__Task directions__.
Could you copy the blog post on creating killer collateral below, word for word and in full?

__Text block__.
####
Wednesday, November 09, 2005

Creating Killer Collateral

In the previous blog, I talked about design as part of the marketing strategy.
In this one, I would like to discuss how to create killer collateral.

  1. Market research. Yes, there we go again, and this time it must be an external and an internal one.
    The goal of the external research is to map the wants, needs and expectations of the target audience.
    What kind of collateral do they want to receive? Do they like to read white papers with (technical) product info or do they prefer to get a sample of the product to test?
    The internal research takes place within the company.
    Key questions are:
    What image does the company (management and employees alike) want to project?
    How do they see their own company?
    Since budget restrains come into play as well, clear priorities must be listed.
  2. Agree on the concept and integrate it into the corporate communications plan.
    In this stage, it is not only important to decide which collateral should be produced (brochure, newsletter, demo kit) but also the production deadline and the frequency of updates.
    A common mistake that smaller companies make with their newsletters is the frequency and size. They often start with a 6-pager with the intention to issue a new one every quarter. The second issue it often 4-5 pages and canf water down to a 2-pager. The time span between the newsletters also becomes longer and longer, often resulting in a "silent death".
####
__Data extract__.

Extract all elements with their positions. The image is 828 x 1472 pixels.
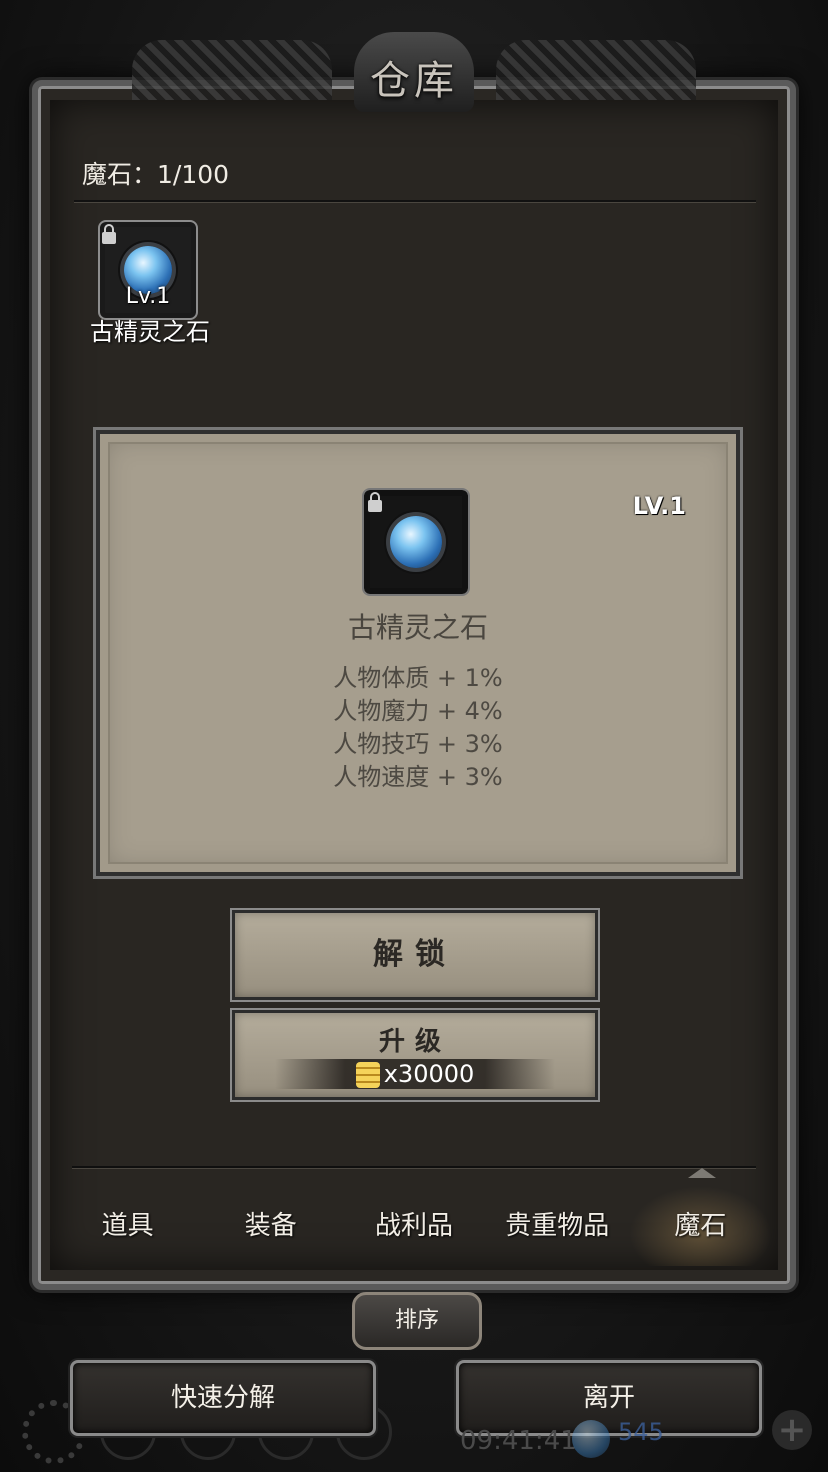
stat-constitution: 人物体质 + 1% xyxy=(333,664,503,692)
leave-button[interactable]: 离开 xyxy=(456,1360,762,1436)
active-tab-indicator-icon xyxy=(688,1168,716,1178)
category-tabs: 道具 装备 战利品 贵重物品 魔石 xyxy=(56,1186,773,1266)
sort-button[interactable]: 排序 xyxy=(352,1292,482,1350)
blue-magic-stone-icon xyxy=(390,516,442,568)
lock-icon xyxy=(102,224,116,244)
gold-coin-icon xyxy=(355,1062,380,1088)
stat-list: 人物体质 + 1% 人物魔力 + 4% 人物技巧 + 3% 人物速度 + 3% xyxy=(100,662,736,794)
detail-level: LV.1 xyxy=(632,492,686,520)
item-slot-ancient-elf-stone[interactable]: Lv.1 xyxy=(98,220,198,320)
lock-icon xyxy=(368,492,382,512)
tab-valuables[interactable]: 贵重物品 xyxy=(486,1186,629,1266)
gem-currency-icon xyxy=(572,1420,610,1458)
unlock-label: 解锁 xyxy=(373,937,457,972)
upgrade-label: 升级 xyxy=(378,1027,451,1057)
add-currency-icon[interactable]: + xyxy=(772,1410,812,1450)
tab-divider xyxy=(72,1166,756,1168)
####
__Solution for this task__.
Wednesday, November 09, 2005

Creating Killer Collateral

In the previous blog, I talked about design as part of the marketing strategy.
In this one, I would like to discuss how to create killer collateral.

  1. Market research. Yes, there we go again, and this time it must be an external and an internal one.
    The goal of the external research is to map the wants, needs and expectations of the target audience.
    What kind of collateral do they want to receive? Do they like to read white papers with (technical) product info or do they prefer to get a sample of the product to test?
    The internal research takes place within the company.
    Key questions are:
    What image does the company (management and employees alike) want to project?
    How do they see their own company?
    Since budget restrains come into play as well, clear priorities must be listed.
  2. Agree on the concept and integrate it into the corporate communications plan.
    In this stage, it is not only important to decide which collateral should be produced (brochure, newsletter, demo kit) but also the production deadline and the frequency of updates.
    A common mistake that smaller companies make with their newsletters is the frequency and size. They often start with a 6-pager with the intention to issue a new one every quarter. The second issue it often 4-5 pages and canf water down to a 2-pager. The time span between the newsletters also becomes longer and longer, often resulting in a "silent death".